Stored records
---*---

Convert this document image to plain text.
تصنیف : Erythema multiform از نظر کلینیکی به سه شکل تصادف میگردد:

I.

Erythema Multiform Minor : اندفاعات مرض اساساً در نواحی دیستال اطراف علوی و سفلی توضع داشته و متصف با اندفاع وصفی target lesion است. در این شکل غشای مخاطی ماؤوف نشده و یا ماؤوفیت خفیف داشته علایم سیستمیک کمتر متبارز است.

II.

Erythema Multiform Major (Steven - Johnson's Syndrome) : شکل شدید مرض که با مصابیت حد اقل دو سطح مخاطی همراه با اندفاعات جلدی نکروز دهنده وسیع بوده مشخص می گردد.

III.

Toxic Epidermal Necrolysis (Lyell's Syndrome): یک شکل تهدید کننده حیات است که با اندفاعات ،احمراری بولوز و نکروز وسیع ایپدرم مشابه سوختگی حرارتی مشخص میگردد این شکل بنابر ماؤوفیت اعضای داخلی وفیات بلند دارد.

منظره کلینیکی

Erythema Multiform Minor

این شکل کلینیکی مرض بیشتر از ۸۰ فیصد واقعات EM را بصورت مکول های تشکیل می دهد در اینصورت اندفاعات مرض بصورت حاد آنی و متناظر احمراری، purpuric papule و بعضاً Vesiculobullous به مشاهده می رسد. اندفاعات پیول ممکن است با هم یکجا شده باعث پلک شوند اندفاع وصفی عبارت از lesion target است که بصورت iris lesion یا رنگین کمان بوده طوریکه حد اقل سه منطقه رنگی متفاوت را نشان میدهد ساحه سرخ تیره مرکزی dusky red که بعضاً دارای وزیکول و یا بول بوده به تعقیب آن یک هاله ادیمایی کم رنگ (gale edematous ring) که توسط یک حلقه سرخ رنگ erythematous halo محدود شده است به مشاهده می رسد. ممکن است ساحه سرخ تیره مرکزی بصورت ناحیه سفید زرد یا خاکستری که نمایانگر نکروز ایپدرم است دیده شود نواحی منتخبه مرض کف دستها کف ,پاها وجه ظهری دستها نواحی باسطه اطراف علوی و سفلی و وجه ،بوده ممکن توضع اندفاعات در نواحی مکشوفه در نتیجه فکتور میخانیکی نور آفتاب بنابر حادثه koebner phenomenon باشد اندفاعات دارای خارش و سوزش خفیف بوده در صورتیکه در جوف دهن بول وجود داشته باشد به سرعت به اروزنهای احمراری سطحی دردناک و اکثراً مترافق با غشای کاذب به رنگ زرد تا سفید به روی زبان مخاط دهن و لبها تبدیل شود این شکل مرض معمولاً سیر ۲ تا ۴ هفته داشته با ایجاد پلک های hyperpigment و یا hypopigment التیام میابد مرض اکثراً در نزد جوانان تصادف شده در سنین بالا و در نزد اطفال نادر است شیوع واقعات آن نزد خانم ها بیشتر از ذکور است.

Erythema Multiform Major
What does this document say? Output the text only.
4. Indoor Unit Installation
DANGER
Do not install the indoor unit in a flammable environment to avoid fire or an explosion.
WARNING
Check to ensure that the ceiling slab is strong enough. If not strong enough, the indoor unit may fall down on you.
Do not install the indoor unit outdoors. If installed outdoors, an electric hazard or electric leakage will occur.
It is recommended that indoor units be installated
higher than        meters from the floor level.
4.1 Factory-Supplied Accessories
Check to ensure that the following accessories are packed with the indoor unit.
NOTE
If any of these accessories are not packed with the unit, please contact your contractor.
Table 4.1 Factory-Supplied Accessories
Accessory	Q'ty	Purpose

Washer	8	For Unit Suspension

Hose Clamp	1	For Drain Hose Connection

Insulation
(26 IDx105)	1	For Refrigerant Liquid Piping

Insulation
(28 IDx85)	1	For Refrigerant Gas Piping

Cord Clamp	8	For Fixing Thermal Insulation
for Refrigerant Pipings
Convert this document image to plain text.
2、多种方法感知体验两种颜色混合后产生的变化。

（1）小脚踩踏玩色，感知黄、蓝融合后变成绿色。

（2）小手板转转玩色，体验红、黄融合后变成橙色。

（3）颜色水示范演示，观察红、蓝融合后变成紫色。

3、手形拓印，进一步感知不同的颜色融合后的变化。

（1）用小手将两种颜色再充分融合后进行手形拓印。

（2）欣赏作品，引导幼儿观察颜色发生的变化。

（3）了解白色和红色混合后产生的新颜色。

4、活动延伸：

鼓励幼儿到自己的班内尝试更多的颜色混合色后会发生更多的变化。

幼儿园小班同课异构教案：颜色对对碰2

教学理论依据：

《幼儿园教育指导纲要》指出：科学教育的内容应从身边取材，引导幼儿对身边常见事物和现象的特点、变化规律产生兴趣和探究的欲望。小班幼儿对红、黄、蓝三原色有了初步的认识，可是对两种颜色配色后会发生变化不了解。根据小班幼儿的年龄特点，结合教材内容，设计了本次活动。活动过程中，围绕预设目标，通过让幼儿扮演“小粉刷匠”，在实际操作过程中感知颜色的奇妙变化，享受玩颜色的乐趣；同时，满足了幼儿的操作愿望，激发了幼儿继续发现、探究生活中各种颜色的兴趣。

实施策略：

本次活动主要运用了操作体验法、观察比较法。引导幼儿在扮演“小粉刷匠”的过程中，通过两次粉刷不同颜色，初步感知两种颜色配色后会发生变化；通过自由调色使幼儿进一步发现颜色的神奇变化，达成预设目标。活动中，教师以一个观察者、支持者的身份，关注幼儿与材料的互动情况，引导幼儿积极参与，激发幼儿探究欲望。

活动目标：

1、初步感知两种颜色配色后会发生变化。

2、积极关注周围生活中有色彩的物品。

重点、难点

---*---

WORK TO COMPLETE: Repeat all the entries word for word.

WORKED SOLUTION:
Convert this document image to plain text.
تصنیف : Erythema multiform از نظر کلینیکی به سه شکل تصادف میگردد:

I.

Erythema Multiform Minor : اندفاعات مرض اساساً در نواحی دیستال اطراف علوی و سفلی توضع داشته و متصف با اندفاع وصفی target lesion است. در این شکل غشای مخاطی ماؤوف نشده و یا ماؤوفیت خفیف داشته علایم سیستمیک کمتر متبارز است.

II.

Erythema Multiform Major (Steven - Johnson's Syndrome) : شکل شدید مرض که با مصابیت حد اقل دو سطح مخاطی همراه با اندفاعات جلدی نکروز دهنده وسیع بوده مشخص می گردد.

III.

Toxic Epidermal Necrolysis (Lyell's Syndrome): یک شکل تهدید کننده حیات است که با اندفاعات ،احمراری بولوز و نکروز وسیع ایپدرم مشابه سوختگی حرارتی مشخص میگردد این شکل بنابر ماؤوفیت اعضای داخلی وفیات بلند دارد.

منظره کلینیکی

Erythema Multiform Minor

این شکل کلینیکی مرض بیشتر از ۸۰ فیصد واقعات EM را بصورت مکول های تشکیل می دهد در اینصورت اندفاعات مرض بصورت حاد آنی و متناظر احمراری، purpuric papule و بعضاً Vesiculobullous به مشاهده می رسد. اندفاعات پیول ممکن است با هم یکجا شده باعث پلک شوند اندفاع وصفی عبارت از lesion target است که بصورت iris lesion یا رنگین کمان بوده طوریکه حد اقل سه منطقه رنگی متفاوت را نشان میدهد ساحه سرخ تیره مرکزی dusky red که بعضاً دارای وزیکول و یا بول بوده به تعقیب آن یک هاله ادیمایی کم رنگ (gale edematous ring) که توسط یک حلقه سرخ رنگ erythematous halo محدود شده است به مشاهده می رسد. ممکن است ساحه سرخ تیره مرکزی بصورت ناحیه سفید زرد یا خاکستری که نمایانگر نکروز ایپدرم است دیده شود نواحی منتخبه مرض کف دستها کف ,پاها وجه ظهری دستها نواحی باسطه اطراف علوی و سفلی و وجه ،بوده ممکن توضع اندفاعات در نواحی مکشوفه در نتیجه فکتور میخانیکی نور آفتاب بنابر حادثه koebner phenomenon باشد اندفاعات دارای خارش و سوزش خفیف بوده در صورتیکه در جوف دهن بول وجود داشته باشد به سرعت به اروزنهای احمراری سطحی دردناک و اکثراً مترافق با غشای کاذب به رنگ زرد تا سفید به روی زبان مخاط دهن و لبها تبدیل شود این شکل مرض معمولاً سیر ۲ تا ۴ هفته داشته با ایجاد پلک های hyperpigment و یا hypopigment التیام میابد مرض اکثراً در نزد جوانان تصادف شده در سنین بالا و در نزد اطفال نادر است شیوع واقعات آن نزد خانم ها بیشتر از ذکور است.

Erythema Multiform Major
What does this document say? Output the text only.
4. Indoor Unit Installation
DANGER
Do not install the indoor unit in a flammable environment to avoid fire or an explosion.
WARNING
Check to ensure that the ceiling slab is strong enough. If not strong enough, the indoor unit may fall down on you.
Do not install the indoor unit outdoors. If installed outdoors, an electric hazard or electric leakage will occur.
It is recommended that indoor units be installated
higher than        meters from the floor level.
4.1 Factory-Supplied Accessories
Check to ensure that the following accessories are packed with the indoor unit.
NOTE
If any of these accessories are not packed with the unit, please contact your contractor.
Table 4.1 Factory-Supplied Accessories
Accessory	Q'ty	Purpose

Washer	8	For Unit Suspension

Hose Clamp	1	For Drain Hose Connection

Insulation
(26 IDx105)	1	For Refrigerant Liquid Piping

Insulation
(28 IDx85)	1	For Refrigerant Gas Piping

Cord Clamp	8	For Fixing Thermal Insulation
for Refrigerant Pipings
Convert this document image to plain text.
2、多种方法感知体验两种颜色混合后产生的变化。

（1）小脚踩踏玩色，感知黄、蓝融合后变成绿色。

（2）小手板转转玩色，体验红、黄融合后变成橙色。

（3）颜色水示范演示，观察红、蓝融合后变成紫色。

3、手形拓印，进一步感知不同的颜色融合后的变化。

（1）用小手将两种颜色再充分融合后进行手形拓印。

（2）欣赏作品，引导幼儿观察颜色发生的变化。

（3）了解白色和红色混合后产生的新颜色。

4、活动延伸：

鼓励幼儿到自己的班内尝试更多的颜色混合色后会发生更多的变化。

幼儿园小班同课异构教案：颜色对对碰2

教学理论依据：

《幼儿园教育指导纲要》指出：科学教育的内容应从身边取材，引导幼儿对身边常见事物和现象的特点、变化规律产生兴趣和探究的欲望。小班幼儿对红、黄、蓝三原色有了初步的认识，可是对两种颜色配色后会发生变化不了解。根据小班幼儿的年龄特点，结合教材内容，设计了本次活动。活动过程中，围绕预设目标，通过让幼儿扮演“小粉刷匠”，在实际操作过程中感知颜色的奇妙变化，享受玩颜色的乐趣；同时，满足了幼儿的操作愿望，激发了幼儿继续发现、探究生活中各种颜色的兴趣。

实施策略：

本次活动主要运用了操作体验法、观察比较法。引导幼儿在扮演“小粉刷匠”的过程中，通过两次粉刷不同颜色，初步感知两种颜色配色后会发生变化；通过自由调色使幼儿进一步发现颜色的神奇变化，达成预设目标。活动中，教师以一个观察者、支持者的身份，关注幼儿与材料的互动情况，引导幼儿积极参与，激发幼儿探究欲望。

活动目标：

1、初步感知两种颜色配色后会发生变化。

2、积极关注周围生活中有色彩的物品。

重点、难点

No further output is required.